*Short problem*
Exactly as written, quote every line that follows, skipping the images.
═════ Materials provided
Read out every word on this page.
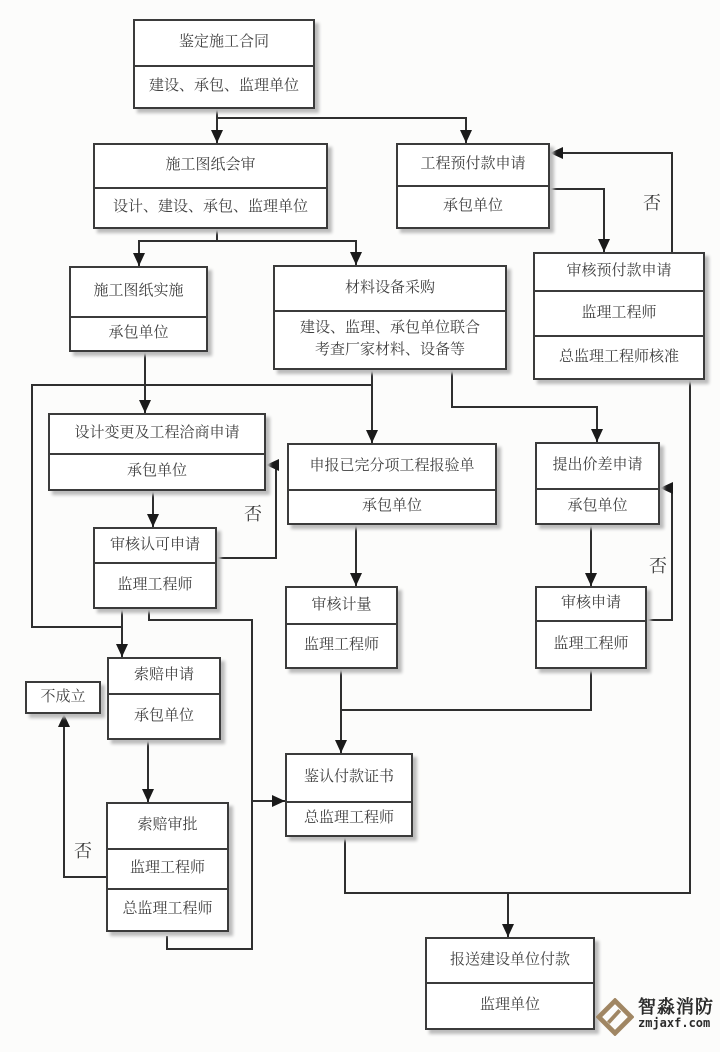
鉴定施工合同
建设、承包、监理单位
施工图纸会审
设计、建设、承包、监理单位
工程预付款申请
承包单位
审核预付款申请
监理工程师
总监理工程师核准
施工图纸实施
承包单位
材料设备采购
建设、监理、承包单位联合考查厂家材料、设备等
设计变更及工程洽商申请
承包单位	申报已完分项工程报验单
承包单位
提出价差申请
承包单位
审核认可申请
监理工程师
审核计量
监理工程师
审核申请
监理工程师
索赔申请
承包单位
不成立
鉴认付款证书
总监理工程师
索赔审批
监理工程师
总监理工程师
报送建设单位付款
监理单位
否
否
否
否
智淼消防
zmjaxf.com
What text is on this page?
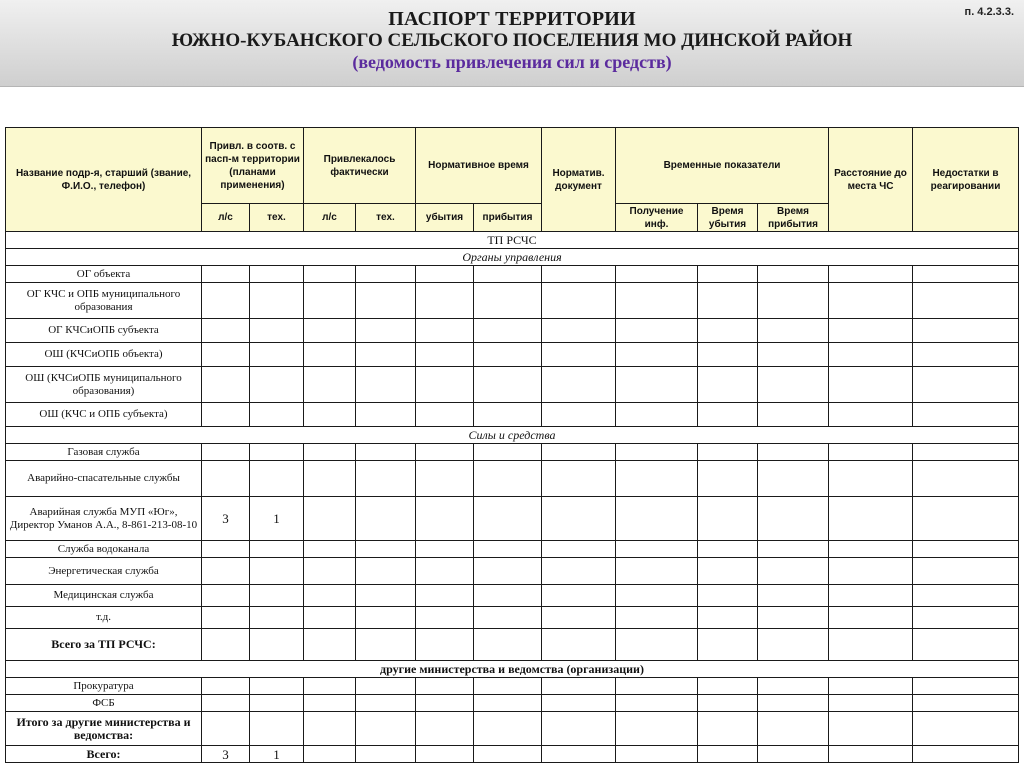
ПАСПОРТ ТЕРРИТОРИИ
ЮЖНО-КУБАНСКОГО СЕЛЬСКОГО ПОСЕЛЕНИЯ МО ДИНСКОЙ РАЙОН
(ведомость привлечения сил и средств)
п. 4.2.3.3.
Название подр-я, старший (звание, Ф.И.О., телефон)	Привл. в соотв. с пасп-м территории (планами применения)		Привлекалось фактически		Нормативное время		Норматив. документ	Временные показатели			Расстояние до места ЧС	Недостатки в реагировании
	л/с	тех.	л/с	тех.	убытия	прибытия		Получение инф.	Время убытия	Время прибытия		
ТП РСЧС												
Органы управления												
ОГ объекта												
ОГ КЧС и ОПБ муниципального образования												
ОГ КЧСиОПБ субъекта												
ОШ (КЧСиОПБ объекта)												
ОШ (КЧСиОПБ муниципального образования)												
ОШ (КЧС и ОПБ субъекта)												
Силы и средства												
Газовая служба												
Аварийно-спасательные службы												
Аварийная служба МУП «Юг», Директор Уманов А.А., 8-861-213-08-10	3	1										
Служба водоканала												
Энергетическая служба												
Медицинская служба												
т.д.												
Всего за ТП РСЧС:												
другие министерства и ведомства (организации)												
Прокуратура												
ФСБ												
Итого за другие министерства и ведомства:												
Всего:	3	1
══════════
*The result*
Read out every word on this page.
鉴定施工合同
建设、承包、监理单位
施工图纸会审
设计、建设、承包、监理单位
工程预付款申请
承包单位
审核预付款申请
监理工程师
总监理工程师核准
施工图纸实施
承包单位
材料设备采购
建设、监理、承包单位联合考查厂家材料、设备等
设计变更及工程洽商申请
承包单位	申报已完分项工程报验单
承包单位
提出价差申请
承包单位
审核认可申请
监理工程师
审核计量
监理工程师
审核申请
监理工程师
索赔申请
承包单位
不成立
鉴认付款证书
总监理工程师
索赔审批
监理工程师
总监理工程师
报送建设单位付款
监理单位
否
否
否
否
智淼消防
zmjaxf.com
What text is on this page?
ПАСПОРТ ТЕРРИТОРИИ
ЮЖНО-КУБАНСКОГО СЕЛЬСКОГО ПОСЕЛЕНИЯ МО ДИНСКОЙ РАЙОН
(ведомость привлечения сил и средств)
п. 4.2.3.3.
Название подр-я, старший (звание, Ф.И.О., телефон)	Привл. в соотв. с пасп-м территории (планами применения)		Привлекалось фактически		Нормативное время		Норматив. документ	Временные показатели			Расстояние до места ЧС	Недостатки в реагировании
	л/с	тех.	л/с	тех.	убытия	прибытия		Получение инф.	Время убытия	Время прибытия		
ТП РСЧС												
Органы управления												
ОГ объекта												
ОГ КЧС и ОПБ муниципального образования												
ОГ КЧСиОПБ субъекта												
ОШ (КЧСиОПБ объекта)												
ОШ (КЧСиОПБ муниципального образования)												
ОШ (КЧС и ОПБ субъекта)												
Силы и средства												
Газовая служба												
Аварийно-спасательные службы												
Аварийная служба МУП «Юг», Директор Уманов А.А., 8-861-213-08-10	3	1										
Служба водоканала												
Энергетическая служба												
Медицинская служба												
т.д.												
Всего за ТП РСЧС:												
другие министерства и ведомства (организации)												
Прокуратура												
ФСБ												
Итого за другие министерства и ведомства:												
Всего:	3	1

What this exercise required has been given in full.